→ TASK STATEMENT:
Copy out, unchanged, the stretch of the entries from their start through the line containing "candle-body xyxy=(346,366,348,369)", including both ends.

>> Start

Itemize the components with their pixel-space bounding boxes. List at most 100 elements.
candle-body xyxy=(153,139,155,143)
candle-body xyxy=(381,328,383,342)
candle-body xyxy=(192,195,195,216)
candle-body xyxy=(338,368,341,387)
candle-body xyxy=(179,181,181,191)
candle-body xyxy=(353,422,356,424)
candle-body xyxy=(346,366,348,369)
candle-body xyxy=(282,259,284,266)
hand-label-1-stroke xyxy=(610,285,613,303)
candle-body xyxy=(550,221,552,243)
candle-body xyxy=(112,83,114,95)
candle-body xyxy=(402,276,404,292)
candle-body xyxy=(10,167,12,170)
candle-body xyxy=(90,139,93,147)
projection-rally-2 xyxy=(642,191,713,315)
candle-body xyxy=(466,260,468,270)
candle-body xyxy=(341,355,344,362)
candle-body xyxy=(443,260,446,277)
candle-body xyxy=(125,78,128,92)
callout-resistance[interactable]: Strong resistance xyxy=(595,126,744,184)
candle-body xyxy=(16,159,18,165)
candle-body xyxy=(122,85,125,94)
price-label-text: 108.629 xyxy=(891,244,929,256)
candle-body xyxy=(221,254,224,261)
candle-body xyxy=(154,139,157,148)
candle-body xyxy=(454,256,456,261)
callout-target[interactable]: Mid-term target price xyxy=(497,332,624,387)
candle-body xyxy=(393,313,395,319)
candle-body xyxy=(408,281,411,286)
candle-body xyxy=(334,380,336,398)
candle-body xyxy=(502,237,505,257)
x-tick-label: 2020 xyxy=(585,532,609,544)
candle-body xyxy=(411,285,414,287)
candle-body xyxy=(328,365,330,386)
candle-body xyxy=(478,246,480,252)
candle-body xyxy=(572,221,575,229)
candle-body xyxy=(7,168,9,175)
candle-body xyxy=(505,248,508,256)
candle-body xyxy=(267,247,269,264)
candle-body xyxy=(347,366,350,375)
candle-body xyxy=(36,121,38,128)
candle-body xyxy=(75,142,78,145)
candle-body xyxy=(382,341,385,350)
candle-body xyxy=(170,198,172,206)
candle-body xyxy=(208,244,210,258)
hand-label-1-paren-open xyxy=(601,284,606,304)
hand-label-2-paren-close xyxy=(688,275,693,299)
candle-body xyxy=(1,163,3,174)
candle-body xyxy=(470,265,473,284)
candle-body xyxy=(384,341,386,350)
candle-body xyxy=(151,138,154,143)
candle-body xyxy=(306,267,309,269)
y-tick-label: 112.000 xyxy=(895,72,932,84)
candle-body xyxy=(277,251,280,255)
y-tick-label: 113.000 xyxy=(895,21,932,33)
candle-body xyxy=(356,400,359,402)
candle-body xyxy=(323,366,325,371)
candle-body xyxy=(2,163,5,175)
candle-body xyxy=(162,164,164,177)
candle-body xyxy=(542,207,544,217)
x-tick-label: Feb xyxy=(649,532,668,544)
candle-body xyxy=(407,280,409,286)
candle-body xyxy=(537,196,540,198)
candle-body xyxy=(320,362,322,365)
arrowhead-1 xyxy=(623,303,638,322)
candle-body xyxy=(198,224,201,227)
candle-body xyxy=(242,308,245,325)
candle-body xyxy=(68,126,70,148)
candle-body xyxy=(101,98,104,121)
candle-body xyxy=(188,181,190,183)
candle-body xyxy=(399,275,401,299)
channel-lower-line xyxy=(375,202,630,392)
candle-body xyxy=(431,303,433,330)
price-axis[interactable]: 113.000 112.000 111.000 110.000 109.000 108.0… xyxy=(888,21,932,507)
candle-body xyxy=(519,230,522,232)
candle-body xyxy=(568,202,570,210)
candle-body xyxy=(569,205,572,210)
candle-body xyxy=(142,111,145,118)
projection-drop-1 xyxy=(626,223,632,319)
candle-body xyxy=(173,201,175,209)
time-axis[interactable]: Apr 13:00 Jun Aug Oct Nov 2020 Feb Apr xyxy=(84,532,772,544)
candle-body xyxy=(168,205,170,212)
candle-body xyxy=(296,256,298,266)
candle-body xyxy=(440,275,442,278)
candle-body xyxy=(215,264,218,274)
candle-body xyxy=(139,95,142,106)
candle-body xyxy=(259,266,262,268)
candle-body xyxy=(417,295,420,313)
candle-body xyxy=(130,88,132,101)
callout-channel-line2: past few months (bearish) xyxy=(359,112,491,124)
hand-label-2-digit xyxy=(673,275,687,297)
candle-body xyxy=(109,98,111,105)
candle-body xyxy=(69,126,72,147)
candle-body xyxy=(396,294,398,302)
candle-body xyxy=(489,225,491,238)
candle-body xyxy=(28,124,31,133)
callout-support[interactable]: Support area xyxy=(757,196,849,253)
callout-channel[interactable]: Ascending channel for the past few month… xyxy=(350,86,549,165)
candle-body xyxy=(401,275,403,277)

>> End

→ EXERCISE ANSWER:
Itemize the components with their pixel-space bounding boxes. List at most 100 elements.
candle-body xyxy=(153,139,155,143)
candle-body xyxy=(381,328,383,342)
candle-body xyxy=(192,195,195,216)
candle-body xyxy=(338,368,341,387)
candle-body xyxy=(179,181,181,191)
candle-body xyxy=(353,422,356,424)
candle-body xyxy=(346,366,348,369)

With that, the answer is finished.